Problem details: Search the material for the word "Especial" and copy each line that holds it.

Given records:
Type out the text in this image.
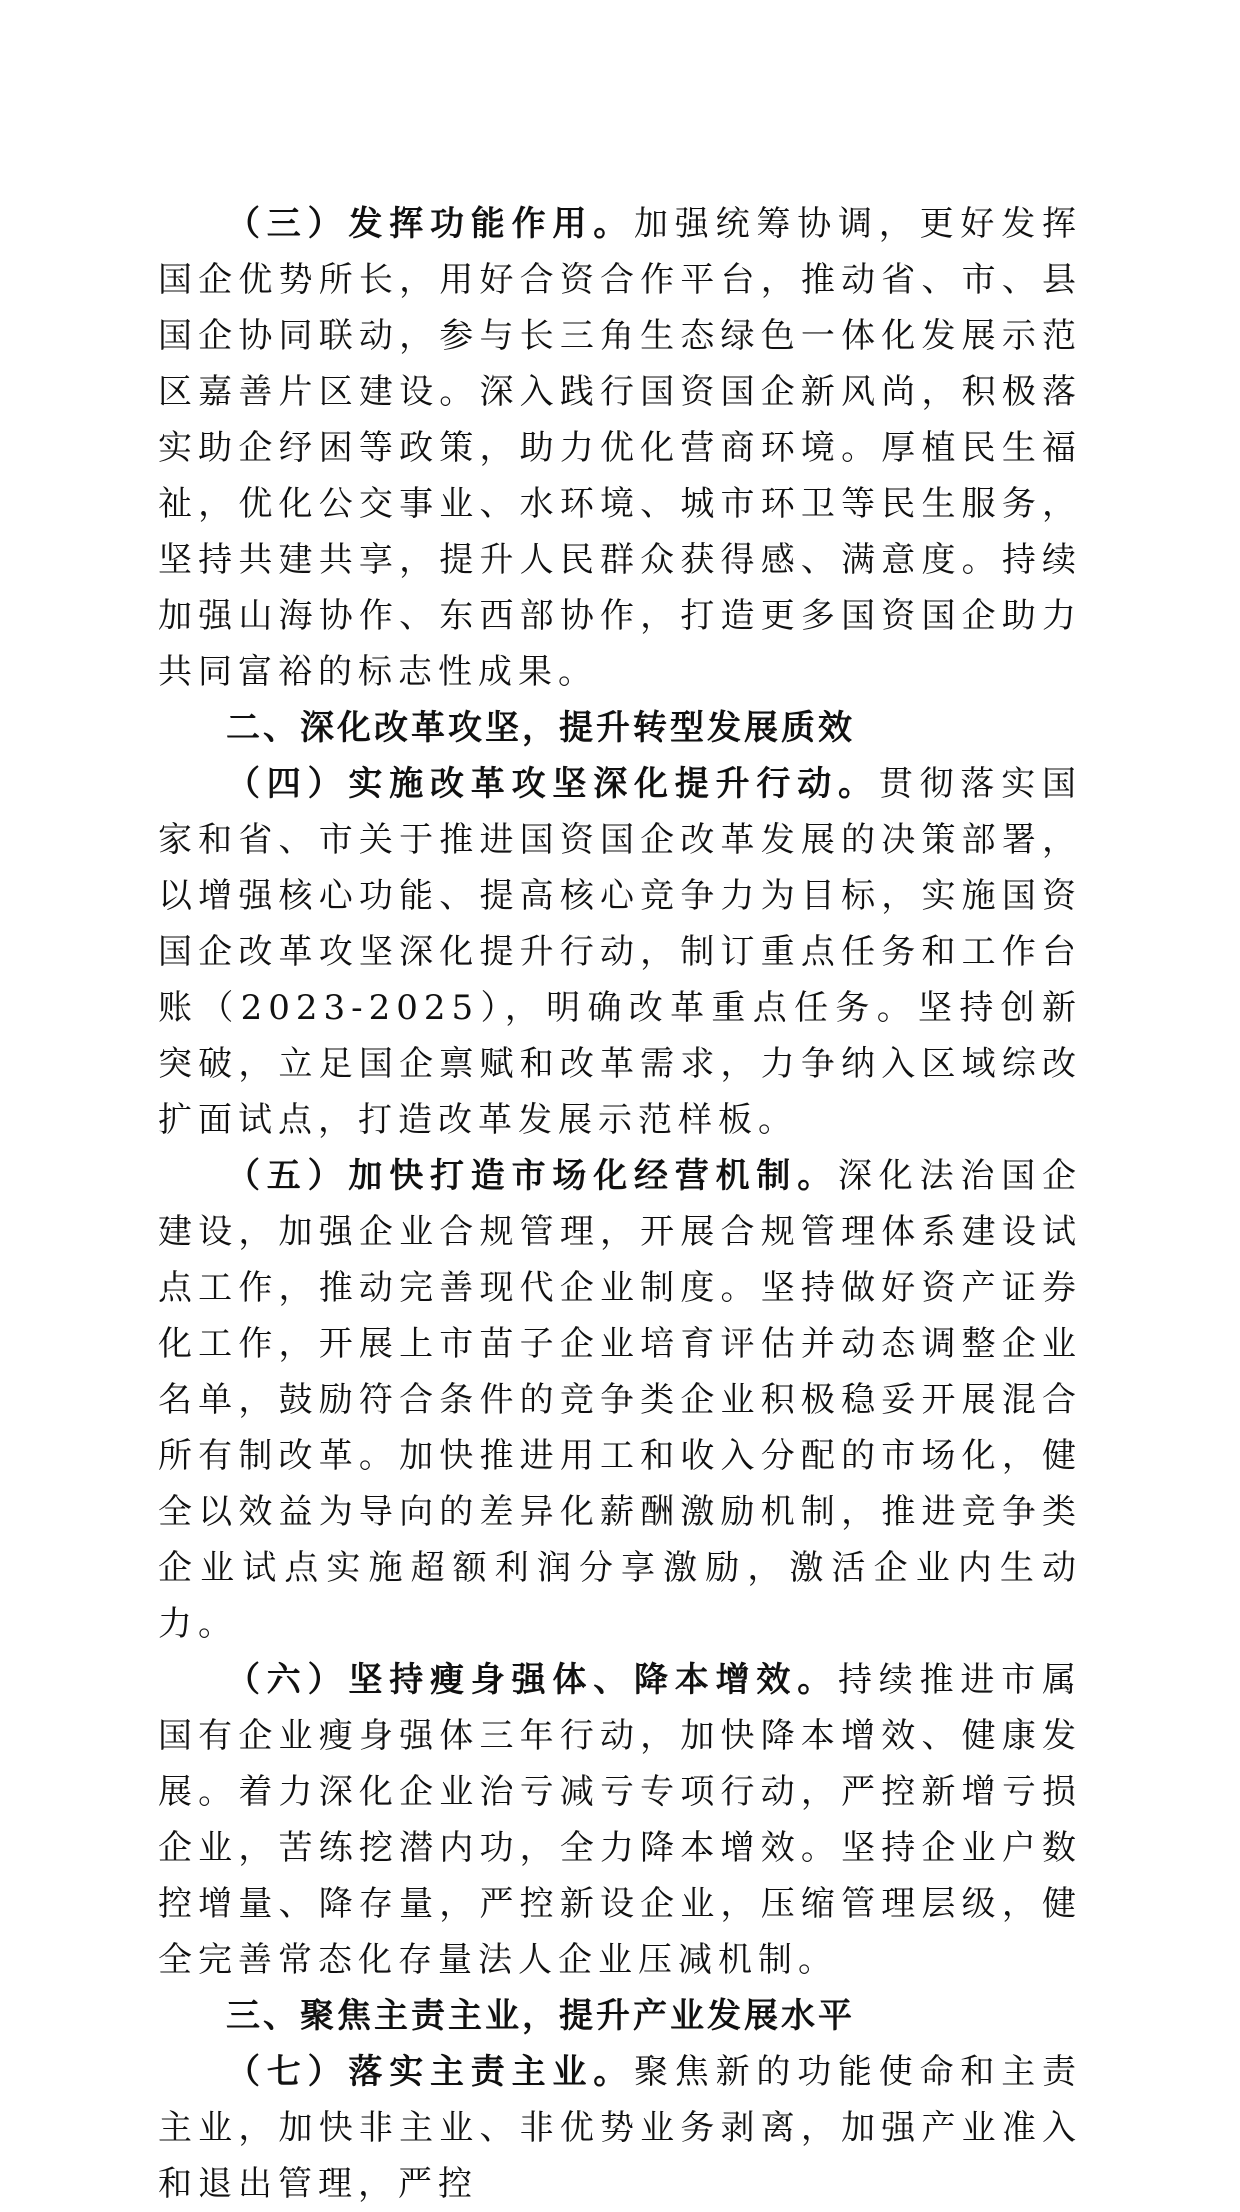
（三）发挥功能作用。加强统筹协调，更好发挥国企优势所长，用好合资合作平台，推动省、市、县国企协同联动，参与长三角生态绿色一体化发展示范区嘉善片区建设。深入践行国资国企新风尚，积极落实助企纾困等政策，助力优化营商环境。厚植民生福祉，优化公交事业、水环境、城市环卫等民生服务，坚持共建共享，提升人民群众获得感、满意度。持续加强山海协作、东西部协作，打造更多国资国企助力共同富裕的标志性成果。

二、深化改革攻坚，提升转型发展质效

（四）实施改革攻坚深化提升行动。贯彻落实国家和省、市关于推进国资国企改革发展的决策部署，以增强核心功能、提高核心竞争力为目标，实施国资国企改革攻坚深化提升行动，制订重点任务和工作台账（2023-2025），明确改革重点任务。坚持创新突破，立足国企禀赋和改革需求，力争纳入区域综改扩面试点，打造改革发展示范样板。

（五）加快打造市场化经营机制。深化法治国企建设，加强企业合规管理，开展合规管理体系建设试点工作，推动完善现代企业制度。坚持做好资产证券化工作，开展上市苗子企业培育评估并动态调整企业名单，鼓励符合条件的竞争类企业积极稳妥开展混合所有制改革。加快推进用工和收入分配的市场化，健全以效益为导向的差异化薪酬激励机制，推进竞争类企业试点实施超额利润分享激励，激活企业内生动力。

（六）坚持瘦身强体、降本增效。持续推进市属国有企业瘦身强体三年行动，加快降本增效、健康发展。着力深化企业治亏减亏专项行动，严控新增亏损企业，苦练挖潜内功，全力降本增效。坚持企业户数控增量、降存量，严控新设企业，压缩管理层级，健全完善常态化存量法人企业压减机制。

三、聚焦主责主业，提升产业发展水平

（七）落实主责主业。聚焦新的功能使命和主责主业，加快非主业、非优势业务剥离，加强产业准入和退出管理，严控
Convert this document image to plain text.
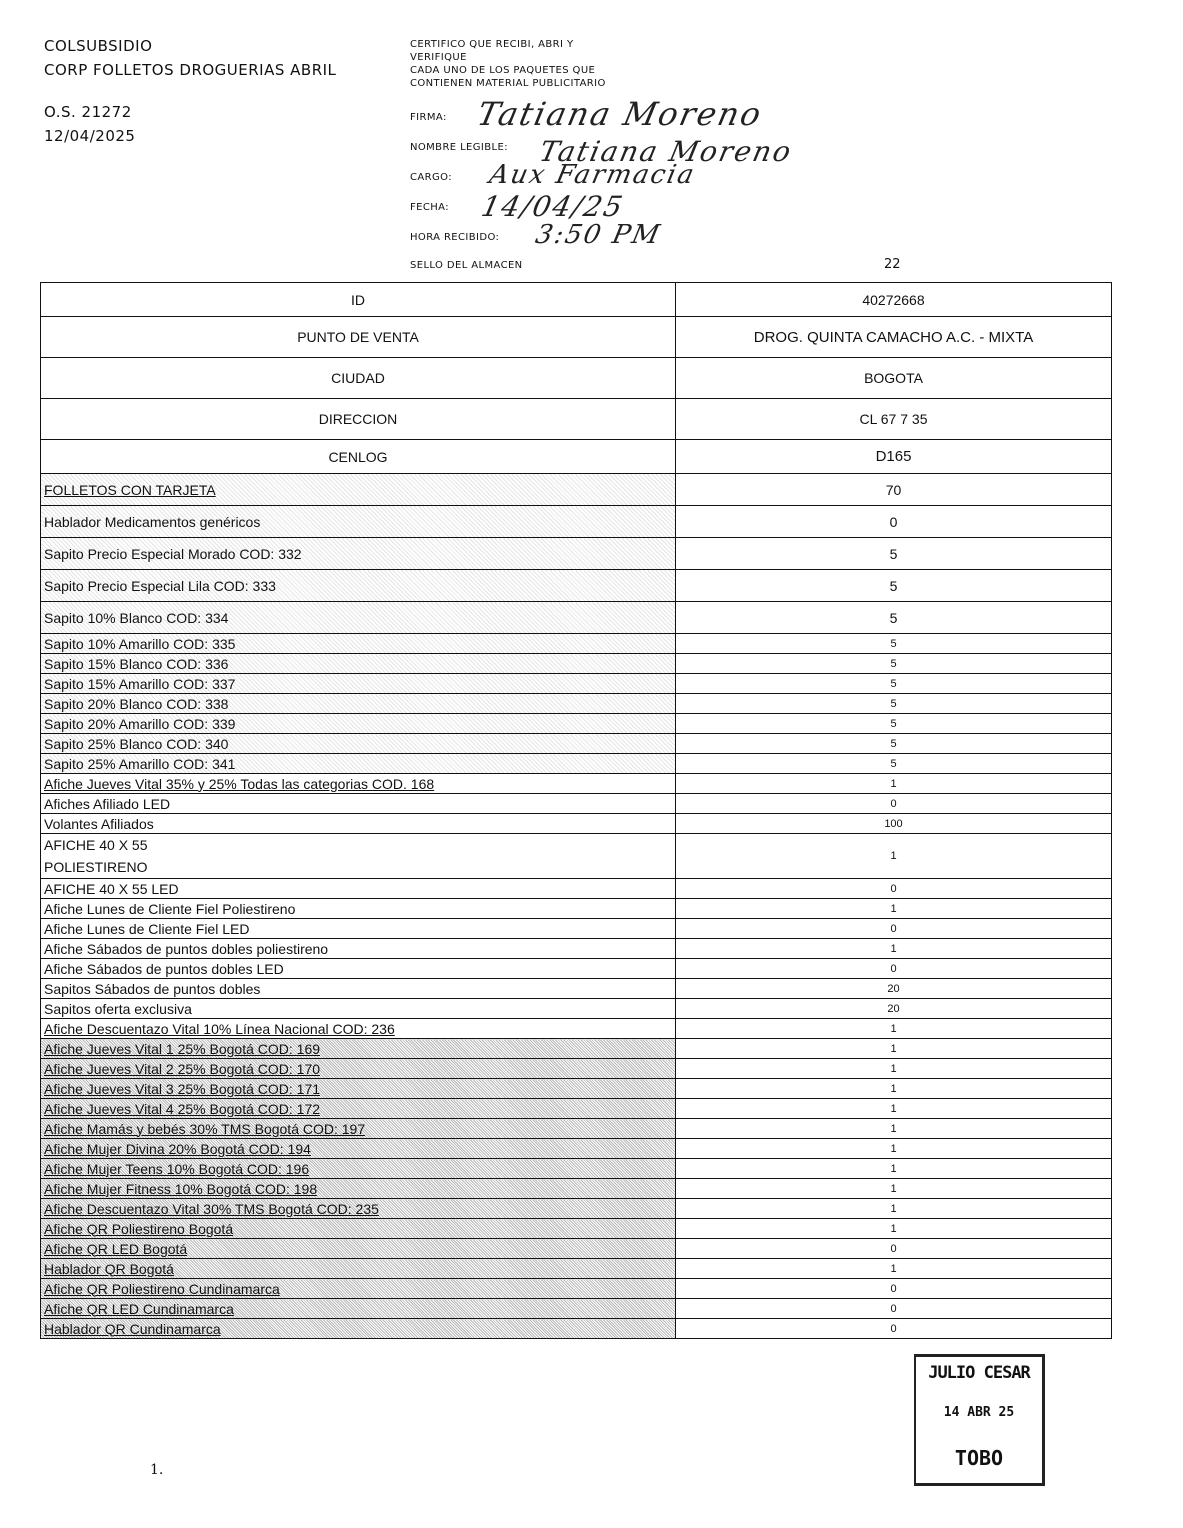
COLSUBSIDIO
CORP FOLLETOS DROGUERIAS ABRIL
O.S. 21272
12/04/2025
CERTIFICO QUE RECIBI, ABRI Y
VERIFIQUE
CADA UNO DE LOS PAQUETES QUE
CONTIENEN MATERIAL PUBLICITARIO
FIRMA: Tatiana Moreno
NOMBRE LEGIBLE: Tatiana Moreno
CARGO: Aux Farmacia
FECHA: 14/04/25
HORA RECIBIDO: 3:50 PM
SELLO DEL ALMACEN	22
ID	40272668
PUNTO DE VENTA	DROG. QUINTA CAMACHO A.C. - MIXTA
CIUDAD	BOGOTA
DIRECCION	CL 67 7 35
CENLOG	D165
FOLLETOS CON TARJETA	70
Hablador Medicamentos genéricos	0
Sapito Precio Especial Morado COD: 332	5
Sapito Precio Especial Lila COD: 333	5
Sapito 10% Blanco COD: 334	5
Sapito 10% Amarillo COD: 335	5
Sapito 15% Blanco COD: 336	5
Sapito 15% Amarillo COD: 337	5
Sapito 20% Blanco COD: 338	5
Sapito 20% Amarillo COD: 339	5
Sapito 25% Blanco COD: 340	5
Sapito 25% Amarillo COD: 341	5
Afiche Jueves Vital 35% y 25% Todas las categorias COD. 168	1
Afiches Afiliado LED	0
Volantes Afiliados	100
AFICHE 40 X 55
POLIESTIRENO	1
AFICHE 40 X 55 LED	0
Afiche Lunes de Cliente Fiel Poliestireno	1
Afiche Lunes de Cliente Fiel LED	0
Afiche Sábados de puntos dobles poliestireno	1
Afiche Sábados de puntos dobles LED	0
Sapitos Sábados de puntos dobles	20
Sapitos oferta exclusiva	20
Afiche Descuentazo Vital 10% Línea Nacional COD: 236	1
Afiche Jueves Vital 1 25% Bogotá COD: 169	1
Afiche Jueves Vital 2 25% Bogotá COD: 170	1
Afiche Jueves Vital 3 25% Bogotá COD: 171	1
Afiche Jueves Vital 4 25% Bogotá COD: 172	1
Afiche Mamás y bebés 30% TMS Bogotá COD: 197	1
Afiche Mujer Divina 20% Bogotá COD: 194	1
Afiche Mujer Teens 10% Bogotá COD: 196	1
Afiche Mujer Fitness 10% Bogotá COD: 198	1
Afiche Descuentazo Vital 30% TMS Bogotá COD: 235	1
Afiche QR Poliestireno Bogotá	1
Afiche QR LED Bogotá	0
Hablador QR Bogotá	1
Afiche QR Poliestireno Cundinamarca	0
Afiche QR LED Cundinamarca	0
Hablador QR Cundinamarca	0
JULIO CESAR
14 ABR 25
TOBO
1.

Written answer:
Sapito Precio Especial Morado COD: 332	5
Sapito Precio Especial Lila COD: 333	5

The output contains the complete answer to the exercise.